Читаем Чувства и вещи полностью

Вот так же жутко и необыкновенно было читать у Банделло о том, что он не раз видел, как Леонардо, «побуждаемый внезапной фантазией, в самый полдень, когда солнце стоит в зените… выходил из Старого замка, где лепил из глины изумительную конную статую…».

Но он не только видел Леонардо, он и слышал его! Это удивляет еще больше. И он слышал не обыденно-житейские речи (их, конечно, тоже!), а рассказ об Александре Македонском и Апеллесе. От великого художника античности Апеллеса не осталось ни одной картины, осталось имя, окруженное (как и имя Леонардо) легендами и мифами. Одна из легенд повествует о том, что Александру Македонскому захотелось, чтобы Апеллес нарисовал одну из его красивейших наложниц, Кампаспу, совсем обнаженной. «Апеллес, увидев нагое, совершеннейшей формы тело юной женщины, страстно в нее влюбился, и когда Александр узнал об этом, то под видом дара отослал ее Апеллесу. Александр был человек большой души… Он победил самого себя…»

В этом рассказе, переданном Банделло, явно ощущается тоска Леонардо да Винчи по могущественному покровителю, понимающему ум и сердце художника, по «человеку большой души». Но Леонардо посчастливилось меньше: он не нашел такого покровителя (а в эпоху итальянского Ренессанса, несмотря на торжество искусств, художник без покровителя был беззащитен). Леонардо не нашел «человека большой души» ни в Лоренцо Медичи, ни в Лодовико Моро, ни в папе Льве X… Тоска по покровителю, который бы его понимал, и увела Леонардо из родной Италии во Францию, в замок Клу, к Франциску I.

И в то же время нельзя утверждать, что Лодовико Моро не понимал Леонардо. Из литературы, посвященной итальянскому Ренессансу, широко известна история (первым изложил ее Вазари), когда настоятель монастыря пожаловался Лодовико Моро на то, что Леонардо работает над фреской «Тайная вечеря» чересчур медленно. Лодовико «в мягкой форме» попросил Леонардо поспешить, на что художник ему ответил, что ему не удаются две головы: Иисуса Христа, в которую «должно быть облечено вочеловечевшееся божество», и Иуды. Леонардо не надеется найти на земле человека, который красотою и небесным обаянием мог бы послужить прообразом Иисуса, но он ищет настойчиво «вторую голову». Однако если не найдет, то воспользуется головой назойливого и беззастенчивого настоятеля.

Лодовико это рассмешило. Он обладал чувством юмора.

Леонардо действительно всегда, над чем бы он ни работал, медлил. Иногда мне кажется: не хотел ли он исчерпать полноту жизни одной-единственной картиной?! Отсюда и мучительность работы, и постоянная трагическая незавершенность…

Жизнь переживалась им настолько полно, едино, тотально и в то же время разнообразно, подробно-ярко, что найти адекватное воплощение в искусстве становилось целью фантастической. Если бы можно было все это единство воплотить в одной картине («Джоконда»)? Или в одном деянии (полет человека)? Но тогда… Но тогда жизнь стала бы созиданием не эстетических ценностей, а самого бытия.

- - -

→ **ЧТО ТРЕБУЕТСЯ**
Кто, согласно отрывку о Леонардо да Винчи, первым изложил историю о том, как настоятель монастыря пожаловался Лодовико Моро на медленную работу над «Тайной вечерей»?

→ **Записи данных**
- - -

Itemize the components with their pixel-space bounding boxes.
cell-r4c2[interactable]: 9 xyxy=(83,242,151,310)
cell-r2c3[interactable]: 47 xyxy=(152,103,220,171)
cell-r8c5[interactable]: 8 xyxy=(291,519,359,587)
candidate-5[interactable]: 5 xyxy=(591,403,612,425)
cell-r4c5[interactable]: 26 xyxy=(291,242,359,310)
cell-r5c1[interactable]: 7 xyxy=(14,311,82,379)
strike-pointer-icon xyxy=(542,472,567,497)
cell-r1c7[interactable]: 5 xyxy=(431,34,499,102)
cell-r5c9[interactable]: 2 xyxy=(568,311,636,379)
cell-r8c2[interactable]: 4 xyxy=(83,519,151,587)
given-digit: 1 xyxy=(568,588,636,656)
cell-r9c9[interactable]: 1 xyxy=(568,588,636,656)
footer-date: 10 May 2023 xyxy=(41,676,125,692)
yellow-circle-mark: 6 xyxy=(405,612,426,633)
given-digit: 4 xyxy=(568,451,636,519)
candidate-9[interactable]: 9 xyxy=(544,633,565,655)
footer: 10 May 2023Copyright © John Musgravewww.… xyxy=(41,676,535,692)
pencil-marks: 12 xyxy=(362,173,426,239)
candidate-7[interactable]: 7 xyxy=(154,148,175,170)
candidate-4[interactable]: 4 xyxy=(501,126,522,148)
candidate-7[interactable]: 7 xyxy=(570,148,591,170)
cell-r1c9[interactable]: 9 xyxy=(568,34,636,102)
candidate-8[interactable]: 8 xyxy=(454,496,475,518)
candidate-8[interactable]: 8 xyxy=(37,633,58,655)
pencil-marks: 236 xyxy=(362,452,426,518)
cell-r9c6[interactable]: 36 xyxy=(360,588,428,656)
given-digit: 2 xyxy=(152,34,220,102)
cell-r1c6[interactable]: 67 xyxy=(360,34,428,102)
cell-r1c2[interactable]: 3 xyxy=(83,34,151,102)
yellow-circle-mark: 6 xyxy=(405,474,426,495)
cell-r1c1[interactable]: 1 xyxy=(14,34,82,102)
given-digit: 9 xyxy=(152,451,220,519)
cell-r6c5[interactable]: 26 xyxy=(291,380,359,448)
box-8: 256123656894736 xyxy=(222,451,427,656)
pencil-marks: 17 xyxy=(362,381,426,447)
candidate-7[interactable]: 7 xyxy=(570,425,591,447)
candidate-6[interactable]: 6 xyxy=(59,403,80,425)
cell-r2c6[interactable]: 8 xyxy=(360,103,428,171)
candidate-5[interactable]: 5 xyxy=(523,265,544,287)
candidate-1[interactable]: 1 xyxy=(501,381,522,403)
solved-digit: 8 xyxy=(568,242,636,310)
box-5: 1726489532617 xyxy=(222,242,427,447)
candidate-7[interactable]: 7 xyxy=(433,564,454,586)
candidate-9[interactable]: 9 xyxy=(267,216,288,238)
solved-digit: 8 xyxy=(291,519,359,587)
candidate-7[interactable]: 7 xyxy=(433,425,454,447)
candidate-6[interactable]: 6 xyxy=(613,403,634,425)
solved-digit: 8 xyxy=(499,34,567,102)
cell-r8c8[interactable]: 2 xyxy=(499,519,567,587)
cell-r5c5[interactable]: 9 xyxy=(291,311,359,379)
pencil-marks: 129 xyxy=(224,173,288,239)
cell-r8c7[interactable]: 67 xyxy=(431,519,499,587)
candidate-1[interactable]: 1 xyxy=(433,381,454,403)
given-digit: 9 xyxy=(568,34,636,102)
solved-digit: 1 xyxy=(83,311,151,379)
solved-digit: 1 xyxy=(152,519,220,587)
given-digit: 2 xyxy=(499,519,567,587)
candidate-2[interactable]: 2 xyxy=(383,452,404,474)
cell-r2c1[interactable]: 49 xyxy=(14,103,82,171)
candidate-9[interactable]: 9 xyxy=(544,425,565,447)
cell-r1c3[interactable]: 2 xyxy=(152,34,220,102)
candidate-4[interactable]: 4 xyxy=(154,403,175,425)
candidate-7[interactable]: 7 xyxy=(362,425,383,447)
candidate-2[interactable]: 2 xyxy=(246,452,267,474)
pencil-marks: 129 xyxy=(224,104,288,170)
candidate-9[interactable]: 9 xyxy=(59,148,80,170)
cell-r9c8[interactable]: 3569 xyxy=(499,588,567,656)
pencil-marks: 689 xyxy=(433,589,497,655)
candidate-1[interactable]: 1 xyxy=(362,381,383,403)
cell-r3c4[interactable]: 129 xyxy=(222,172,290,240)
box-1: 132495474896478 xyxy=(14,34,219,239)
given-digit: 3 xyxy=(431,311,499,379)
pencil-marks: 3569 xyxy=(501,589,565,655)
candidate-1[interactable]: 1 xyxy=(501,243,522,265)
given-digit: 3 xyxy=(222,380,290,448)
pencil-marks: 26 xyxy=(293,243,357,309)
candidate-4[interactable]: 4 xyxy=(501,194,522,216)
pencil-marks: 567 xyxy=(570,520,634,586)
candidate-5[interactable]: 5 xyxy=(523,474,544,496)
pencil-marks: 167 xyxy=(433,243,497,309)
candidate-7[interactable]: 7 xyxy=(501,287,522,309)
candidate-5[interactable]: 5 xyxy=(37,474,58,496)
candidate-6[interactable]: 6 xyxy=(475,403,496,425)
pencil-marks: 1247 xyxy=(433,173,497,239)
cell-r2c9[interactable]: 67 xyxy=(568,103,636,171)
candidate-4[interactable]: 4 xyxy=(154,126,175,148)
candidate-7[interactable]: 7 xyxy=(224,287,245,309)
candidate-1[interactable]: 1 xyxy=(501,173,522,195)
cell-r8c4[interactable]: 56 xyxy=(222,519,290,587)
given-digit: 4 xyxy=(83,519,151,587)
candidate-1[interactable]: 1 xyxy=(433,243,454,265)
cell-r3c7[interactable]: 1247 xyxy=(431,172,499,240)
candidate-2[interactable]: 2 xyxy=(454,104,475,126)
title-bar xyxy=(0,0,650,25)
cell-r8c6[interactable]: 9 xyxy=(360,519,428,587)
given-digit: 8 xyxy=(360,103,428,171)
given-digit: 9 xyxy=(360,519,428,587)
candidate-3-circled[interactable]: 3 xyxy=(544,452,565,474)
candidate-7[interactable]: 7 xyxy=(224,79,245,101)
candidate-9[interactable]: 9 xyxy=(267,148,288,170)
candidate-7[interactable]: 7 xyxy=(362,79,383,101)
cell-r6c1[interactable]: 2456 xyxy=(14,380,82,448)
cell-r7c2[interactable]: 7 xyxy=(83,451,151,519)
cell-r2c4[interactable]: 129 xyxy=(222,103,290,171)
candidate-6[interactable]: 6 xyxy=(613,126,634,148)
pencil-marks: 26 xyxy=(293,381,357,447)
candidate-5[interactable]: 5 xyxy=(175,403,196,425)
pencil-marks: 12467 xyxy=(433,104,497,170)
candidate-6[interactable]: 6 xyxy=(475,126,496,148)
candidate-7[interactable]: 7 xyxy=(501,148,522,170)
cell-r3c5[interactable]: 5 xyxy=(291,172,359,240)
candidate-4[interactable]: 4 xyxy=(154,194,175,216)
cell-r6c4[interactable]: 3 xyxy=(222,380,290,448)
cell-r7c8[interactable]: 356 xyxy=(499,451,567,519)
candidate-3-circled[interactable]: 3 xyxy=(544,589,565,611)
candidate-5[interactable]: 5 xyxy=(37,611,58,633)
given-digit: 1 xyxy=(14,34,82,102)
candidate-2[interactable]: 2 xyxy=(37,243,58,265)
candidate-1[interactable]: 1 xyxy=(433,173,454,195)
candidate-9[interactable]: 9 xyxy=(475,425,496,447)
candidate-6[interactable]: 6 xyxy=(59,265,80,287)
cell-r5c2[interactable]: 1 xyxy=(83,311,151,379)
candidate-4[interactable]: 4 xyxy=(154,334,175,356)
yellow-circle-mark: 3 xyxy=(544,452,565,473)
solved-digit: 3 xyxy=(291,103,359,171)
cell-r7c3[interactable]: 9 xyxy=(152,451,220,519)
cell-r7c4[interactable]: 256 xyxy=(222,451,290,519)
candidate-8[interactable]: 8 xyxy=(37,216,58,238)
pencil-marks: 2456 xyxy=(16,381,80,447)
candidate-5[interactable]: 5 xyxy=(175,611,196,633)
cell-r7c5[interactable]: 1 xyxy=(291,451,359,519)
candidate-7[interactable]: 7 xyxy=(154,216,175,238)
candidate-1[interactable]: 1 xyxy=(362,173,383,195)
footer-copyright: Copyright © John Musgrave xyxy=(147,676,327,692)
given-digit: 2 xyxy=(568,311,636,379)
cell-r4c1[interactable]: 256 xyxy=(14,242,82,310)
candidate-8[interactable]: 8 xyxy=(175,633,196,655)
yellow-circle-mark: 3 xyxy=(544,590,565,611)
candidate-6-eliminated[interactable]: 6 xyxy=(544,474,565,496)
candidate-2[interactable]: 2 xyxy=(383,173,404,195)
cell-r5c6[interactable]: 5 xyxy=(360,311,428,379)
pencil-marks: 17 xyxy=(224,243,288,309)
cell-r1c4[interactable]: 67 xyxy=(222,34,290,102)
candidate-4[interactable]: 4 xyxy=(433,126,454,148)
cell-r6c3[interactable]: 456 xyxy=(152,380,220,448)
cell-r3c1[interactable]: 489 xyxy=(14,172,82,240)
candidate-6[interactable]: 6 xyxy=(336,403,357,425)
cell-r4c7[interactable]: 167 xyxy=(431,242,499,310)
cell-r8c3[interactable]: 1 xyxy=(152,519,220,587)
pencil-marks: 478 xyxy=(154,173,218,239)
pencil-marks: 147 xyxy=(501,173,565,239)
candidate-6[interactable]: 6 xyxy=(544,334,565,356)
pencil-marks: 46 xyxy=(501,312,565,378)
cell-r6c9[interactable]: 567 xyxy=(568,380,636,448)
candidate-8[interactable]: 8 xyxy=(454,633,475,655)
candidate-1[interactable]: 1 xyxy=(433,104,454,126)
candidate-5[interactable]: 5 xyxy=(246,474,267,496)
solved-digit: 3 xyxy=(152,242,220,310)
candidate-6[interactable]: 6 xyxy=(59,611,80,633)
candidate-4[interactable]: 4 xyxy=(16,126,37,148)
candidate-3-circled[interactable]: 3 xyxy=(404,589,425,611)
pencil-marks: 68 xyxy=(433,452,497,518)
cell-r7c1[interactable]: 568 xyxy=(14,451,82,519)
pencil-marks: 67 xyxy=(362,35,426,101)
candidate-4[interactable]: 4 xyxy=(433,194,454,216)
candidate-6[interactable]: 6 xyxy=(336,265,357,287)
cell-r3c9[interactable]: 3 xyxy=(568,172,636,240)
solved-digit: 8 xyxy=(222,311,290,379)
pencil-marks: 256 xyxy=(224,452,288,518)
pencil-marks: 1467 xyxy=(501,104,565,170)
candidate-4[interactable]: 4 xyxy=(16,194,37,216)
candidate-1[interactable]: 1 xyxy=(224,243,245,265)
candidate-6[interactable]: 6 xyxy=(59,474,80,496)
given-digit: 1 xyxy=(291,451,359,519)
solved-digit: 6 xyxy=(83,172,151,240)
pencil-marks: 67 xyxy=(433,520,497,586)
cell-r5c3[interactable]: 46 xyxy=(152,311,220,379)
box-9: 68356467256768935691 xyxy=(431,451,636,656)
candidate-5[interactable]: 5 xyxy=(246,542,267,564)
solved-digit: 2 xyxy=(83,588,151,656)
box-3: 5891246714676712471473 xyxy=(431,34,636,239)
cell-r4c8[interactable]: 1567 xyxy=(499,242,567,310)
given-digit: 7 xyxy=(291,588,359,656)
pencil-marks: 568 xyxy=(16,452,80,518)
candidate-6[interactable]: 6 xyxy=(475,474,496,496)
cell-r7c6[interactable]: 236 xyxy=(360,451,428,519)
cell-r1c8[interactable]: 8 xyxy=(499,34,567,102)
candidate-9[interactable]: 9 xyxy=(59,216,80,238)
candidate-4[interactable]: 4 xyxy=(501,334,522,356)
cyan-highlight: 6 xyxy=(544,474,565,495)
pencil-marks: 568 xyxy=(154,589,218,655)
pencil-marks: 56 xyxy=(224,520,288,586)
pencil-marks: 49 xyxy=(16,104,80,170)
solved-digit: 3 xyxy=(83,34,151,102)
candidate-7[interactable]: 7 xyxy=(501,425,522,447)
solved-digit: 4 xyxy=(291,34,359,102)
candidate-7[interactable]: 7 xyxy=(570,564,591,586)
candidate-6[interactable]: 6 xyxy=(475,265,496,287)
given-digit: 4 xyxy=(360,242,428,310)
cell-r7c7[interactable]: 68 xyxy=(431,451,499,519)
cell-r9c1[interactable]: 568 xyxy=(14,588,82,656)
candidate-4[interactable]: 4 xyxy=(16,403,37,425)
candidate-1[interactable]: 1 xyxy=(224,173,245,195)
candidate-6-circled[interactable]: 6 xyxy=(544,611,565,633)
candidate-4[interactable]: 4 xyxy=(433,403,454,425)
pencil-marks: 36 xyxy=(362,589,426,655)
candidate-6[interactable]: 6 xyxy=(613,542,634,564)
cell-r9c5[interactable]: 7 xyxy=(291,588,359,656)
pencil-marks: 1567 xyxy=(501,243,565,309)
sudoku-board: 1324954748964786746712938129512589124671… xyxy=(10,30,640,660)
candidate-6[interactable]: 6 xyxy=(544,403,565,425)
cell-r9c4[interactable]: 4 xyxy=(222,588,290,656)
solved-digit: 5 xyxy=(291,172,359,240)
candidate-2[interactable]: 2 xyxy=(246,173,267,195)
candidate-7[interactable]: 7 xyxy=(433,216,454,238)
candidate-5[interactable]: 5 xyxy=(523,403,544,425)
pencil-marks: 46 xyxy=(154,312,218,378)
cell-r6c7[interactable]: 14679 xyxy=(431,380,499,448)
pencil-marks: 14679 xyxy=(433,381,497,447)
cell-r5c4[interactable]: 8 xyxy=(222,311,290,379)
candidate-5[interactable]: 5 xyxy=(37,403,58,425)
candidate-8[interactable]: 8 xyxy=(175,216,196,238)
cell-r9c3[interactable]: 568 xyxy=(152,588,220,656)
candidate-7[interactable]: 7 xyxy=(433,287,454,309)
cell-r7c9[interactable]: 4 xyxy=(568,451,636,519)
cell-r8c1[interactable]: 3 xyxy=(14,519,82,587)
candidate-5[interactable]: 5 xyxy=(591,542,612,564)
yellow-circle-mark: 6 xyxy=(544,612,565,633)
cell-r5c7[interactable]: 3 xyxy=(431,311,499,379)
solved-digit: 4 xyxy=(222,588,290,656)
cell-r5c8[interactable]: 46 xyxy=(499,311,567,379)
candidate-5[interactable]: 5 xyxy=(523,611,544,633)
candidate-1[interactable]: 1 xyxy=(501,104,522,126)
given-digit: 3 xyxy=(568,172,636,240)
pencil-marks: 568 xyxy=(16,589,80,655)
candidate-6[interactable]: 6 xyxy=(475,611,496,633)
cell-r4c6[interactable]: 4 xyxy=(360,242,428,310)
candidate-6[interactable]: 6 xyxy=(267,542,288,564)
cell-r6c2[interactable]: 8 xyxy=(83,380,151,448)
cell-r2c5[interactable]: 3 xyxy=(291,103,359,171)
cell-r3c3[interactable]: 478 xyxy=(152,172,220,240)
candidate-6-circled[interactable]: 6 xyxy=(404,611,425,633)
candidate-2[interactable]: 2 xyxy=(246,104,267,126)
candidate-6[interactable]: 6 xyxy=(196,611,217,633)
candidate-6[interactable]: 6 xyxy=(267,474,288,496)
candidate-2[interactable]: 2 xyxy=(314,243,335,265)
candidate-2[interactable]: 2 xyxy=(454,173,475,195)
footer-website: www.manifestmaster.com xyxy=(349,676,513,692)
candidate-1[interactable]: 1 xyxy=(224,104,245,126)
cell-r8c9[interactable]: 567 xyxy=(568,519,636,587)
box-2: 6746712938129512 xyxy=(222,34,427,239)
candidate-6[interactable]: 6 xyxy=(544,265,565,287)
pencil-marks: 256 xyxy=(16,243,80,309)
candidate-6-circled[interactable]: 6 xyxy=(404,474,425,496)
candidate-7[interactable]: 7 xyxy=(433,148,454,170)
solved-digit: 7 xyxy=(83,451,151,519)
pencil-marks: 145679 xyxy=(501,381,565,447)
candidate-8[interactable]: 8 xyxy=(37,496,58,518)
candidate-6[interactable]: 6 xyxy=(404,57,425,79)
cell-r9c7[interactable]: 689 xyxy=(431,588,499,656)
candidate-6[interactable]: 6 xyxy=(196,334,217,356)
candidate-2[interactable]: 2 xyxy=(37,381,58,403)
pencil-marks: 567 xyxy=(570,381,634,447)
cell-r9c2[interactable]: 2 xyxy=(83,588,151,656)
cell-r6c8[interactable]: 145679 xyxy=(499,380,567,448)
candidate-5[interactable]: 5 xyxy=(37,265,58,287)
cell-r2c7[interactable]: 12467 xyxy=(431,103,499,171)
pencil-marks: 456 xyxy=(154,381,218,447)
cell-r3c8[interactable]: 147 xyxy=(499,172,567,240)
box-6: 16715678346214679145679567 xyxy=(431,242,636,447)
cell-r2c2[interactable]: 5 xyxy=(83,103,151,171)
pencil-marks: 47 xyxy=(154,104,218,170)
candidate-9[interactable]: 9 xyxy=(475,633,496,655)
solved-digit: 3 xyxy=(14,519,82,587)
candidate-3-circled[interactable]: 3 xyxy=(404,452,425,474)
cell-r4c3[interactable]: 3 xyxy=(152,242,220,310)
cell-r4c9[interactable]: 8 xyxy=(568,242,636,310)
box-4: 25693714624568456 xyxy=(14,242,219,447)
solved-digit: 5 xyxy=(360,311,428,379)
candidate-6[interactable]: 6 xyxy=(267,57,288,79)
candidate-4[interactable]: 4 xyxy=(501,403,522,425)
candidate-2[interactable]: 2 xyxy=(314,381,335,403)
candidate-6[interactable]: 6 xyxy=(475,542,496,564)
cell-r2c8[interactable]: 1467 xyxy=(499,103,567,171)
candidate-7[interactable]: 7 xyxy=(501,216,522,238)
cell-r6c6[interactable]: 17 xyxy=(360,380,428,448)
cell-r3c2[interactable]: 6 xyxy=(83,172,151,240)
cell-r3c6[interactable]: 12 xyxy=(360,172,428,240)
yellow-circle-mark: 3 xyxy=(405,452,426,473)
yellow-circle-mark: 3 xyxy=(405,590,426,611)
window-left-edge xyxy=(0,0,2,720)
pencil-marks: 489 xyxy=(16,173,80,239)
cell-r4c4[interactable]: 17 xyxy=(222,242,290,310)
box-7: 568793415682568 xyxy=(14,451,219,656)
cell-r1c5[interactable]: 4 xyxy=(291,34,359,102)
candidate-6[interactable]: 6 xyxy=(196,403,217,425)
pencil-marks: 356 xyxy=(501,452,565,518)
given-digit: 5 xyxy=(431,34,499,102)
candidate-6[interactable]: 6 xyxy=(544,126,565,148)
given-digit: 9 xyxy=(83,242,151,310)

- - -

→ **ИТОГОВЫЙ ОТВЕТ**
Вазари.